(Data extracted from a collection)

===

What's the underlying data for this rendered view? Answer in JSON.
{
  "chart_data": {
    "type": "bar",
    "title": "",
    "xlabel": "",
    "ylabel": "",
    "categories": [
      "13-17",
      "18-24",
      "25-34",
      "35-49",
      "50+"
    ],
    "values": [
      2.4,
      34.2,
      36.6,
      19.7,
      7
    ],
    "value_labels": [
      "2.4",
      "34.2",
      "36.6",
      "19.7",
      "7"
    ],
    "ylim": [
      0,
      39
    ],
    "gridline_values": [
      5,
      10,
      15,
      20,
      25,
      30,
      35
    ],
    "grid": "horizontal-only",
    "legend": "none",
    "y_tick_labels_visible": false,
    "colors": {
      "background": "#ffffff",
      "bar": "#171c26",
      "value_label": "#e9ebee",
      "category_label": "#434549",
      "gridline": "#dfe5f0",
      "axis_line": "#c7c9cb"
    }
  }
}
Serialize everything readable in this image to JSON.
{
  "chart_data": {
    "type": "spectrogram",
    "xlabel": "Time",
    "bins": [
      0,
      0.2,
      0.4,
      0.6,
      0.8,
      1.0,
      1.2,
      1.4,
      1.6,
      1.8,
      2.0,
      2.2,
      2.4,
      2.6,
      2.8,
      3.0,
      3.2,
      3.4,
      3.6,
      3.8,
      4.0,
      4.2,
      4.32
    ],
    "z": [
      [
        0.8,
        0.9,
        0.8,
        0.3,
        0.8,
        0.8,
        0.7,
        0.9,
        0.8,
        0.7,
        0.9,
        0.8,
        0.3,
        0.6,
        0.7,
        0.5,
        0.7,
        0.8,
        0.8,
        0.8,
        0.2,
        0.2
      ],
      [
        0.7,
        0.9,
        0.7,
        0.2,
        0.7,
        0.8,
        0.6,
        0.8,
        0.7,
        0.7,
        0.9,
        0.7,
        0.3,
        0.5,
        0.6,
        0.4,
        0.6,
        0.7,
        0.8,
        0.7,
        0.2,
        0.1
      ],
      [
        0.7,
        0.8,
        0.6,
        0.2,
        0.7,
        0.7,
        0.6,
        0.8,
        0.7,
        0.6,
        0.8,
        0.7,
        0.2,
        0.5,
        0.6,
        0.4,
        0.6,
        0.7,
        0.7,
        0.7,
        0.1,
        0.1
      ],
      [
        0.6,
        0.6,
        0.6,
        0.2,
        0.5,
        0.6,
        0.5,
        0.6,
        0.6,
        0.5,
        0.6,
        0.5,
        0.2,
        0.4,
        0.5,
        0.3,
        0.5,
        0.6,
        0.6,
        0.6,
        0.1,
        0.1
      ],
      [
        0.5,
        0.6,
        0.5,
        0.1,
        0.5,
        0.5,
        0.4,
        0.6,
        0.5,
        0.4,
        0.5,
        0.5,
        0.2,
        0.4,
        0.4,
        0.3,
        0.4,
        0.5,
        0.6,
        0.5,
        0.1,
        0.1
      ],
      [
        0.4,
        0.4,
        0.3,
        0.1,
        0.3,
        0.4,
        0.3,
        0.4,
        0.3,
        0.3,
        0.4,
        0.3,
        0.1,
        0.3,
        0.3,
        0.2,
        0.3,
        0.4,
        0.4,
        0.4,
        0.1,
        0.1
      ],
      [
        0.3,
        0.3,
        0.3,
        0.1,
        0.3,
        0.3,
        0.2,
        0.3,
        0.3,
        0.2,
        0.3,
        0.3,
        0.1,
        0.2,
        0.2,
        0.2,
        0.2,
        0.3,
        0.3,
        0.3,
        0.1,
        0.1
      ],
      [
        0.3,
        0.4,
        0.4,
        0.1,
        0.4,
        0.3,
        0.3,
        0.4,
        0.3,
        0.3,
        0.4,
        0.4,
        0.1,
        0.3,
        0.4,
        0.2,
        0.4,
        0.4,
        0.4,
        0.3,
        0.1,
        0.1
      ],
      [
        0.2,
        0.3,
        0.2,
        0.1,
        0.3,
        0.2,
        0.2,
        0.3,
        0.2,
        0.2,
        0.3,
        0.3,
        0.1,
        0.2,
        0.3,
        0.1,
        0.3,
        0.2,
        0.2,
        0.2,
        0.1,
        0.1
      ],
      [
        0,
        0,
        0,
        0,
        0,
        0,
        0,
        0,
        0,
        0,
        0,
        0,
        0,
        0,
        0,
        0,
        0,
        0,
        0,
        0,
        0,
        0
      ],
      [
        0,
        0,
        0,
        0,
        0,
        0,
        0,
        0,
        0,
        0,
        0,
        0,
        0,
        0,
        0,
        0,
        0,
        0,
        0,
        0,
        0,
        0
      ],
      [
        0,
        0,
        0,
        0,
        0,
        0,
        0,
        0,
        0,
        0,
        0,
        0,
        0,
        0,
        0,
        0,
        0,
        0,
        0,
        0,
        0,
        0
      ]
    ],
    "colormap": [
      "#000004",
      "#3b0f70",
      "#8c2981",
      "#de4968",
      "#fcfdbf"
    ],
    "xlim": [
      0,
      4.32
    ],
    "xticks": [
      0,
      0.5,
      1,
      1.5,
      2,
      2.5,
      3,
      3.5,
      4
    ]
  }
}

===

### TASK DESCRIPTION:
From the listing above, reproduce all the lines exactly.

### EXERCISE RESULT:
What's the underlying data for this rendered view? Answer in JSON.
{
  "chart_data": {
    "type": "bar",
    "title": "",
    "xlabel": "",
    "ylabel": "",
    "categories": [
      "13-17",
      "18-24",
      "25-34",
      "35-49",
      "50+"
    ],
    "values": [
      2.4,
      34.2,
      36.6,
      19.7,
      7
    ],
    "value_labels": [
      "2.4",
      "34.2",
      "36.6",
      "19.7",
      "7"
    ],
    "ylim": [
      0,
      39
    ],
    "gridline_values": [
      5,
      10,
      15,
      20,
      25,
      30,
      35
    ],
    "grid": "horizontal-only",
    "legend": "none",
    "y_tick_labels_visible": false,
    "colors": {
      "background": "#ffffff",
      "bar": "#171c26",
      "value_label": "#e9ebee",
      "category_label": "#434549",
      "gridline": "#dfe5f0",
      "axis_line": "#c7c9cb"
    }
  }
}
Serialize everything readable in this image to JSON.
{
  "chart_data": {
    "type": "spectrogram",
    "xlabel": "Time",
    "bins": [
      0,
      0.2,
      0.4,
      0.6,
      0.8,
      1.0,
      1.2,
      1.4,
      1.6,
      1.8,
      2.0,
      2.2,
      2.4,
      2.6,
      2.8,
      3.0,
      3.2,
      3.4,
      3.6,
      3.8,
      4.0,
      4.2,
      4.32
    ],
    "z": [
      [
        0.8,
        0.9,
        0.8,
        0.3,
        0.8,
        0.8,
        0.7,
        0.9,
        0.8,
        0.7,
        0.9,
        0.8,
        0.3,
        0.6,
        0.7,
        0.5,
        0.7,
        0.8,
        0.8,
        0.8,
        0.2,
        0.2
      ],
      [
        0.7,
        0.9,
        0.7,
        0.2,
        0.7,
        0.8,
        0.6,
        0.8,
        0.7,
        0.7,
        0.9,
        0.7,
        0.3,
        0.5,
        0.6,
        0.4,
        0.6,
        0.7,
        0.8,
        0.7,
        0.2,
        0.1
      ],
      [
        0.7,
        0.8,
        0.6,
        0.2,
        0.7,
        0.7,
        0.6,
        0.8,
        0.7,
        0.6,
        0.8,
        0.7,
        0.2,
        0.5,
        0.6,
        0.4,
        0.6,
        0.7,
        0.7,
        0.7,
        0.1,
        0.1
      ],
      [
        0.6,
        0.6,
        0.6,
        0.2,
        0.5,
        0.6,
        0.5,
        0.6,
        0.6,
        0.5,
        0.6,
        0.5,
        0.2,
        0.4,
        0.5,
        0.3,
        0.5,
        0.6,
        0.6,
        0.6,
        0.1,
        0.1
      ],
      [
        0.5,
        0.6,
        0.5,
        0.1,
        0.5,
        0.5,
        0.4,
        0.6,
        0.5,
        0.4,
        0.5,
        0.5,
        0.2,
        0.4,
        0.4,
        0.3,
        0.4,
        0.5,
        0.6,
        0.5,
        0.1,
        0.1
      ],
      [
        0.4,
        0.4,
        0.3,
        0.1,
        0.3,
        0.4,
        0.3,
        0.4,
        0.3,
        0.3,
        0.4,
        0.3,
        0.1,
        0.3,
        0.3,
        0.2,
        0.3,
        0.4,
        0.4,
        0.4,
        0.1,
        0.1
      ],
      [
        0.3,
        0.3,
        0.3,
        0.1,
        0.3,
        0.3,
        0.2,
        0.3,
        0.3,
        0.2,
        0.3,
        0.3,
        0.1,
        0.2,
        0.2,
        0.2,
        0.2,
        0.3,
        0.3,
        0.3,
        0.1,
        0.1
      ],
      [
        0.3,
        0.4,
        0.4,
        0.1,
        0.4,
        0.3,
        0.3,
        0.4,
        0.3,
        0.3,
        0.4,
        0.4,
        0.1,
        0.3,
        0.4,
        0.2,
        0.4,
        0.4,
        0.4,
        0.3,
        0.1,
        0.1
      ],
      [
        0.2,
        0.3,
        0.2,
        0.1,
        0.3,
        0.2,
        0.2,
        0.3,
        0.2,
        0.2,
        0.3,
        0.3,
        0.1,
        0.2,
        0.3,
        0.1,
        0.3,
        0.2,
        0.2,
        0.2,
        0.1,
        0.1
      ],
      [
        0,
        0,
        0,
        0,
        0,
        0,
        0,
        0,
        0,
        0,
        0,
        0,
        0,
        0,
        0,
        0,
        0,
        0,
        0,
        0,
        0,
        0
      ],
      [
        0,
        0,
        0,
        0,
        0,
        0,
        0,
        0,
        0,
        0,
        0,
        0,
        0,
        0,
        0,
        0,
        0,
        0,
        0,
        0,
        0,
        0
      ],
      [
        0,
        0,
        0,
        0,
        0,
        0,
        0,
        0,
        0,
        0,
        0,
        0,
        0,
        0,
        0,
        0,
        0,
        0,
        0,
        0,
        0,
        0
      ]
    ],
    "colormap": [
      "#000004",
      "#3b0f70",
      "#8c2981",
      "#de4968",
      "#fcfdbf"
    ],
    "xlim": [
      0,
      4.32
    ],
    "xticks": [
      0,
      0.5,
      1,
      1.5,
      2,
      2.5,
      3,
      3.5,
      4
    ]
  }
}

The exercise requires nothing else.